## Exercise details
Collect the lines of the entries where "handle" shows up.

[Extracted records]

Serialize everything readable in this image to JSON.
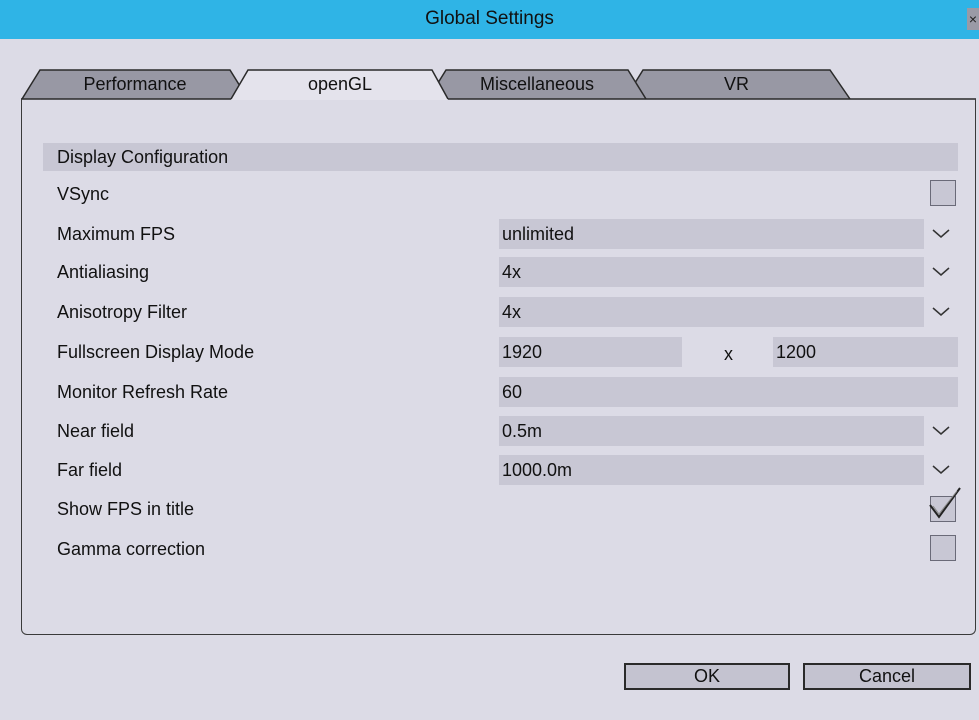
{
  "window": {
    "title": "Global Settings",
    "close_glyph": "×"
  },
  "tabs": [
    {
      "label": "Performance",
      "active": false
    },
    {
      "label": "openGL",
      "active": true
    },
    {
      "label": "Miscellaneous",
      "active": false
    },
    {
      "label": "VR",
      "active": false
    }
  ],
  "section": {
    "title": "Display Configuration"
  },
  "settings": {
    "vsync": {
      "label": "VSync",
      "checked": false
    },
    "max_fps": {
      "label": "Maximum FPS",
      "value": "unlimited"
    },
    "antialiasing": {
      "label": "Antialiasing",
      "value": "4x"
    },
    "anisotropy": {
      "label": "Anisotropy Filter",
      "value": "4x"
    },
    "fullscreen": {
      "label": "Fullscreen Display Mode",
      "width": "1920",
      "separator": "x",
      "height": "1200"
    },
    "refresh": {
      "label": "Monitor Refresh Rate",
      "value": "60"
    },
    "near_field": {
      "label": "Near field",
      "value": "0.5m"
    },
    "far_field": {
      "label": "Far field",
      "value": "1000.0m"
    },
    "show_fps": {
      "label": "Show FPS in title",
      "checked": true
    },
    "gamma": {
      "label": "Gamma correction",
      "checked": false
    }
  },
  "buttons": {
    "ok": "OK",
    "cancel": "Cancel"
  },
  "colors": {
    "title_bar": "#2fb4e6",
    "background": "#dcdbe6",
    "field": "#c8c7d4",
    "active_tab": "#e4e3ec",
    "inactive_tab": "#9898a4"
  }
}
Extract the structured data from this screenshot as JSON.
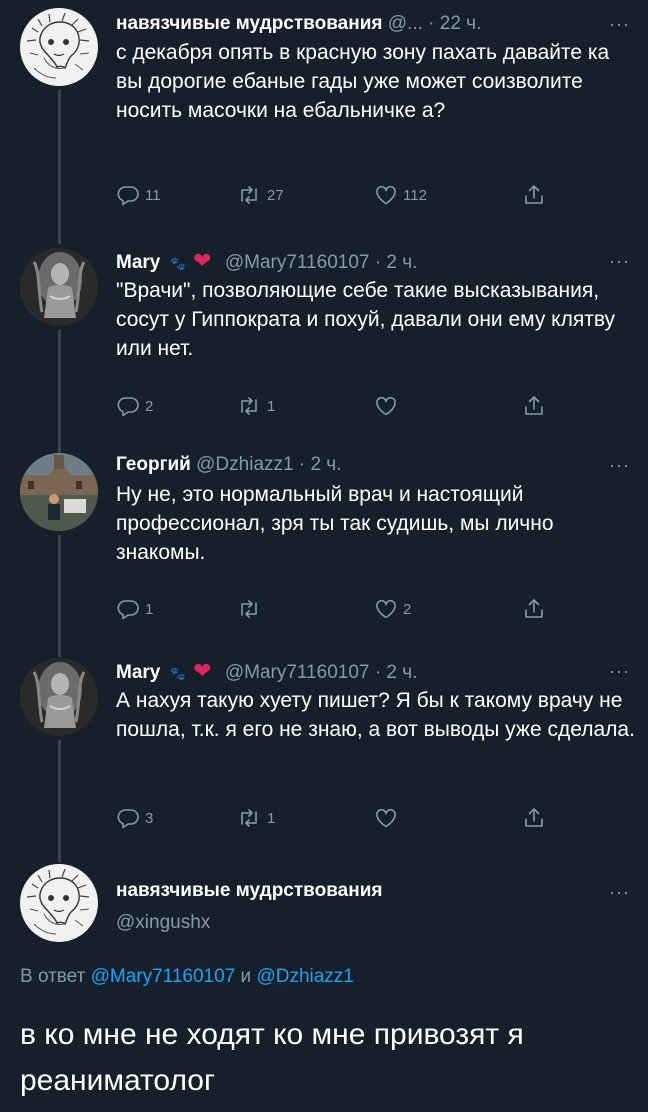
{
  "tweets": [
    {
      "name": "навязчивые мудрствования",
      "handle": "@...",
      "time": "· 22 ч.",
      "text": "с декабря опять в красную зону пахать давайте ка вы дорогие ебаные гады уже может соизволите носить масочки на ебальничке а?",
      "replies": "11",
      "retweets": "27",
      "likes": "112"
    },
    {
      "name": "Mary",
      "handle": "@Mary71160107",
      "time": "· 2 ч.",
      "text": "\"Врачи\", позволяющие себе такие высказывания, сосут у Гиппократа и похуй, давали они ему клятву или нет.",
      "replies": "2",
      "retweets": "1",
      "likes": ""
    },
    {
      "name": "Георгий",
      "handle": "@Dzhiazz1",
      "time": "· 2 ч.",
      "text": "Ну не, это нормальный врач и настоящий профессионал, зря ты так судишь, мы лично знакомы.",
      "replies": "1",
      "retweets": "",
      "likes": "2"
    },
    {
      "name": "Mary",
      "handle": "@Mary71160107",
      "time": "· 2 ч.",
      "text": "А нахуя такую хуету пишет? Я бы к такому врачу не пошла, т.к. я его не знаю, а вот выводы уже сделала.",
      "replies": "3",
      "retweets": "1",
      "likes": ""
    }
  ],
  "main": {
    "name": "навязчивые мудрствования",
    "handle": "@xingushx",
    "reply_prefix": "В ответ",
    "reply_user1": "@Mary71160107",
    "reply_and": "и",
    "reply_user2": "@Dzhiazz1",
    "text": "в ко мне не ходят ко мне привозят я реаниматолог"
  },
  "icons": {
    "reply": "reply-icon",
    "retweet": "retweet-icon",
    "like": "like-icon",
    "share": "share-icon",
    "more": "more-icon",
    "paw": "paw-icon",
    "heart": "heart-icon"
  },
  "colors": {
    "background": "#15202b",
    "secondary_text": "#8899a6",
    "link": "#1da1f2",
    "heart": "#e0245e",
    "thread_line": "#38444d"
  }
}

==

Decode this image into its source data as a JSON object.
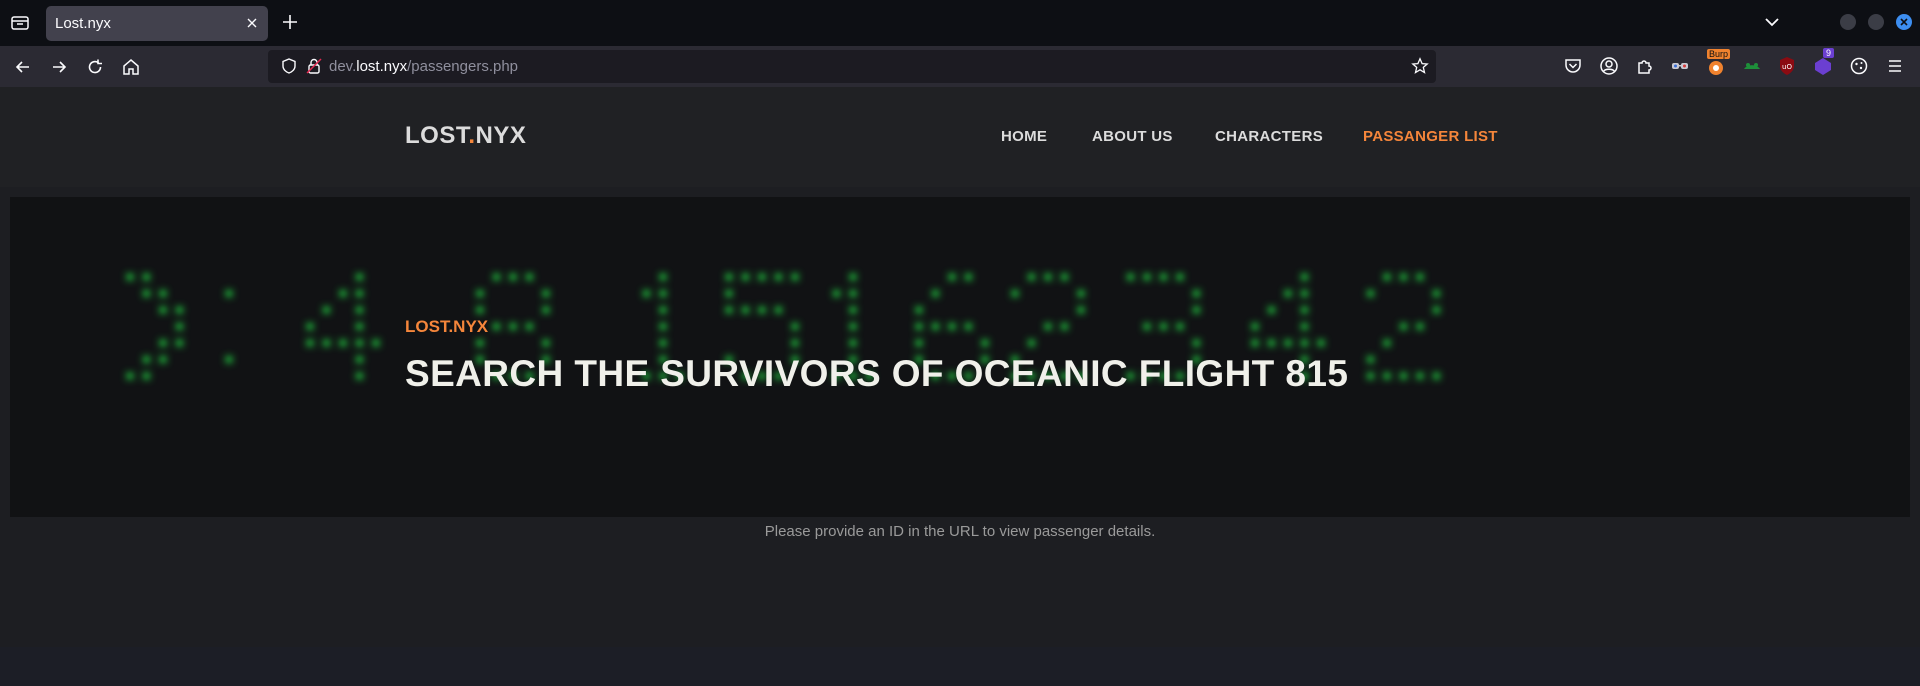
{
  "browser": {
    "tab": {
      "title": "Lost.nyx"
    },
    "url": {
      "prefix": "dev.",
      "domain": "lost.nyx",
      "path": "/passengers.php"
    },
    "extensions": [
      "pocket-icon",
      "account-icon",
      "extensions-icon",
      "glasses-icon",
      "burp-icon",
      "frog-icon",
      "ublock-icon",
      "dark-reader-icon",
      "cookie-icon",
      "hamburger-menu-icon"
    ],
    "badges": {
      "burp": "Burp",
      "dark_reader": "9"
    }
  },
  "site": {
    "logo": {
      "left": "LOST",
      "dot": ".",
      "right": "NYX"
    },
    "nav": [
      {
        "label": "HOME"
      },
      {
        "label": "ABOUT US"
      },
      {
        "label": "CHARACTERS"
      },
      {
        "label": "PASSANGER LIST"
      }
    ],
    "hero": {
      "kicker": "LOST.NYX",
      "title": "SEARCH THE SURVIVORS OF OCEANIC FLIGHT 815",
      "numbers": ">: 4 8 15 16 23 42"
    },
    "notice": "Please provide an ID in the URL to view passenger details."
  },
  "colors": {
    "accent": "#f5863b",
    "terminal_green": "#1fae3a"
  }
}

--

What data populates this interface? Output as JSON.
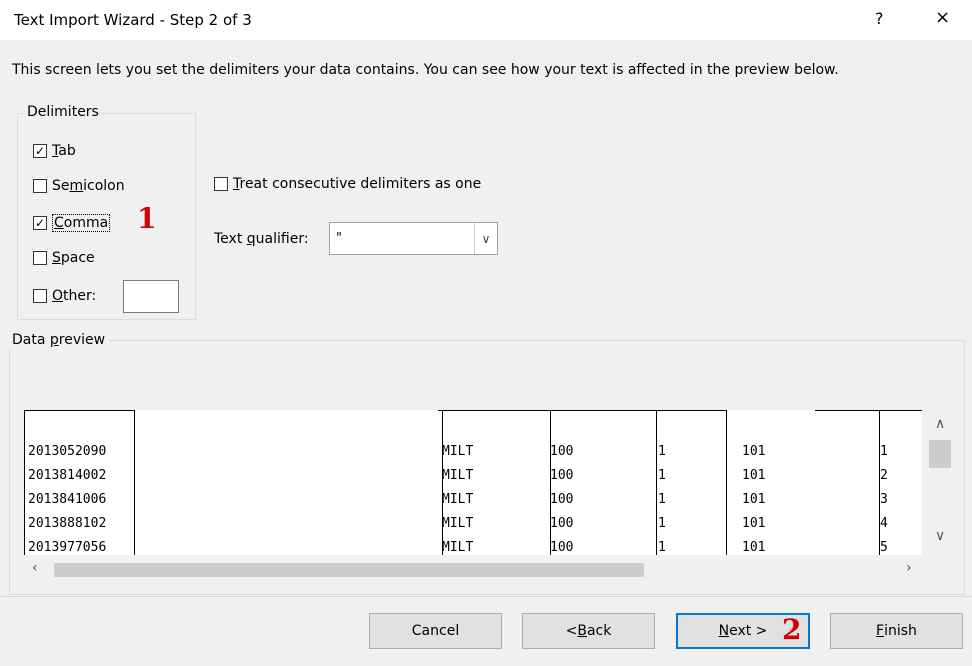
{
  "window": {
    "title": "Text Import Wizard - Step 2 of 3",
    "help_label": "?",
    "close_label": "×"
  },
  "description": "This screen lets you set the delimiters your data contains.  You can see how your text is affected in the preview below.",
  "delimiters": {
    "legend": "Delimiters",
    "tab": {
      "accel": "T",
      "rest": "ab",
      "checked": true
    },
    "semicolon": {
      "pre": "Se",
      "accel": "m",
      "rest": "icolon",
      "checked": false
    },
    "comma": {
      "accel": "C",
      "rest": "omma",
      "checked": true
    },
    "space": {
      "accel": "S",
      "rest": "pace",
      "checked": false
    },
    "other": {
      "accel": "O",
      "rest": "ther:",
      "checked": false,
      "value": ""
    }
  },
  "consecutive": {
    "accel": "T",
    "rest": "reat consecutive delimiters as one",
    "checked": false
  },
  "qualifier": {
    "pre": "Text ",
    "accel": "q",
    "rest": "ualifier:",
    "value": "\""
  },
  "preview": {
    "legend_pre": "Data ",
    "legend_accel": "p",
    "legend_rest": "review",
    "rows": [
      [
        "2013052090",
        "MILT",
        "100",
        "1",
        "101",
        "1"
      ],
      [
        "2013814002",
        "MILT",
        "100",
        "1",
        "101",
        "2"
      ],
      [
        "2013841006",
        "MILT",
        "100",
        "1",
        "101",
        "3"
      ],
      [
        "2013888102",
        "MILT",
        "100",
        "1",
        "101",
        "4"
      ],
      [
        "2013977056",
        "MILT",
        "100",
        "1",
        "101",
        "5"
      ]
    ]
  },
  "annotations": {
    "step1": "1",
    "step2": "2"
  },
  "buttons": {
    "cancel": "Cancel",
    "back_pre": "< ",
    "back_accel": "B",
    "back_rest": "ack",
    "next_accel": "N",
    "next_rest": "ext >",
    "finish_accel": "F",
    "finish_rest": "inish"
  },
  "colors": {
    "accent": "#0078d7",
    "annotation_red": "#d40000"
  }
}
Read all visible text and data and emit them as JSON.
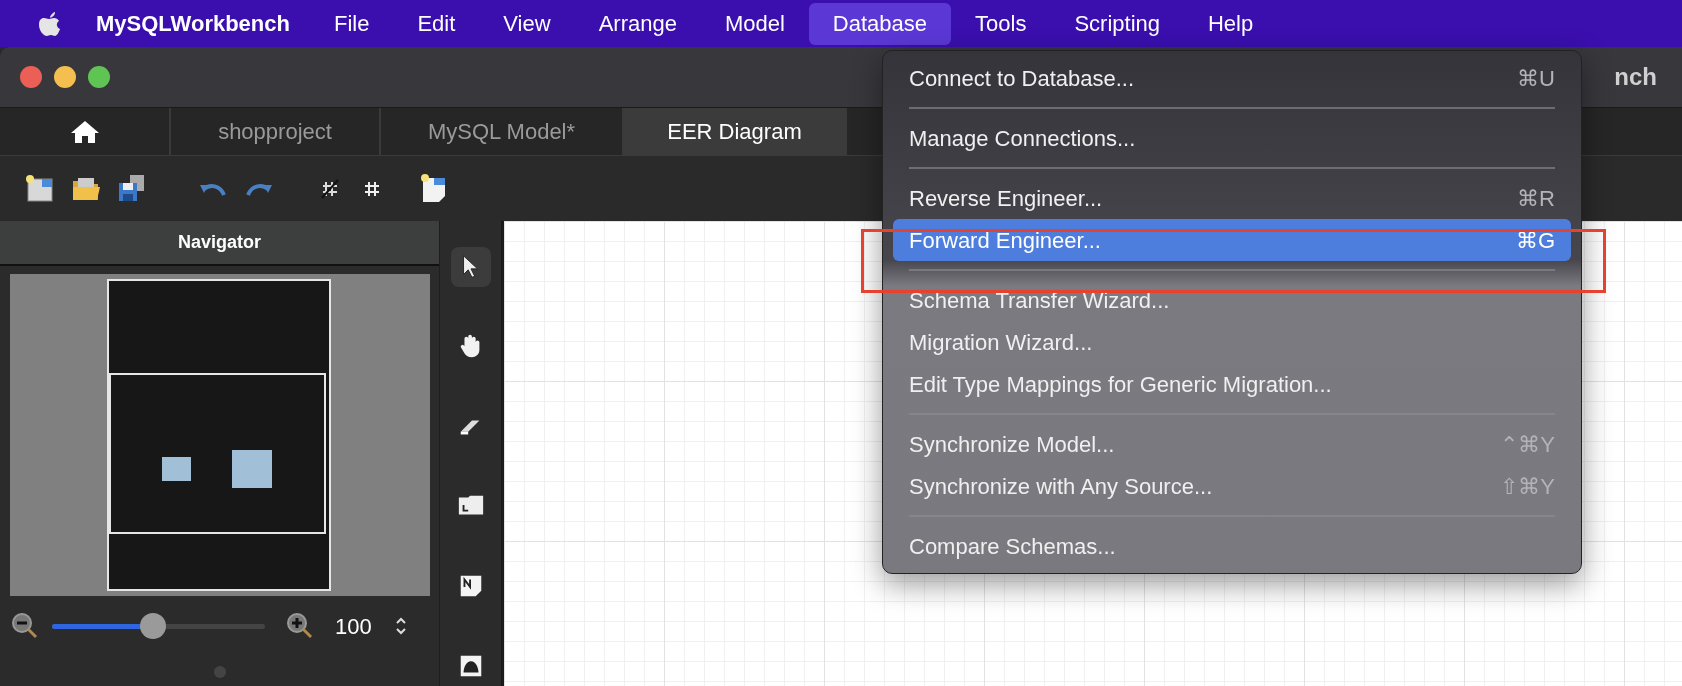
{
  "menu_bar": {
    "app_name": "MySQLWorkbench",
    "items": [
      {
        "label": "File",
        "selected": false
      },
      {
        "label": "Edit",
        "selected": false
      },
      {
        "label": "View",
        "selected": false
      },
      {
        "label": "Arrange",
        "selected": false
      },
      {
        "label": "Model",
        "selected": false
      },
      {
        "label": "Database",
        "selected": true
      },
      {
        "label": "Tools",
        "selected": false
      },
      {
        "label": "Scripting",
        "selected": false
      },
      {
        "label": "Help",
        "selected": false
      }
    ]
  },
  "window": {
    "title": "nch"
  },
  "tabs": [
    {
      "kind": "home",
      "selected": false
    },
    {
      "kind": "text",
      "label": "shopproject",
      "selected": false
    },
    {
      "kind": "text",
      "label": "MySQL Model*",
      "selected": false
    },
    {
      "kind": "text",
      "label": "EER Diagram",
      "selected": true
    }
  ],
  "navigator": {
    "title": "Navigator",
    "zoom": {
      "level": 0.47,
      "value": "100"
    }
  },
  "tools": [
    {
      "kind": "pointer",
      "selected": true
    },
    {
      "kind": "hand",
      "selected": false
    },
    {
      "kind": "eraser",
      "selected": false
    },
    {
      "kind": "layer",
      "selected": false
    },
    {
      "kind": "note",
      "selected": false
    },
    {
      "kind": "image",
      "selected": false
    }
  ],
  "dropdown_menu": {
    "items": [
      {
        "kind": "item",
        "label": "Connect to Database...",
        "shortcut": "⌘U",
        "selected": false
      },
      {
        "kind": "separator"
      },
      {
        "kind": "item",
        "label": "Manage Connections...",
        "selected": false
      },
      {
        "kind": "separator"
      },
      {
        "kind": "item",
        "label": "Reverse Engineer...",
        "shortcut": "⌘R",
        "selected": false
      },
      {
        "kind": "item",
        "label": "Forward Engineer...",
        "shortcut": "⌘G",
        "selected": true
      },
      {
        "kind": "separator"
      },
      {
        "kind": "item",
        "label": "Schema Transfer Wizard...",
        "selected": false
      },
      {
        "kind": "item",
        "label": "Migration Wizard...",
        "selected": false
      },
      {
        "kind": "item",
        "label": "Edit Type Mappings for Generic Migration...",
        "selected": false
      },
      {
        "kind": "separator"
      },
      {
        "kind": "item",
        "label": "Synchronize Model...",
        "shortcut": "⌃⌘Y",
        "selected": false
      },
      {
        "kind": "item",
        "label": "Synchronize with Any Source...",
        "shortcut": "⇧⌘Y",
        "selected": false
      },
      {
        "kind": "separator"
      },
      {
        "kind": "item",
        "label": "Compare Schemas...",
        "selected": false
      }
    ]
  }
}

## Solution to the exercise
      "handle": "@...",
      "handle": "@Mary71160107",
      "handle": "@Dzhiazz1",
      "handle": "@Mary71160107",
    "handle": "@xingushx",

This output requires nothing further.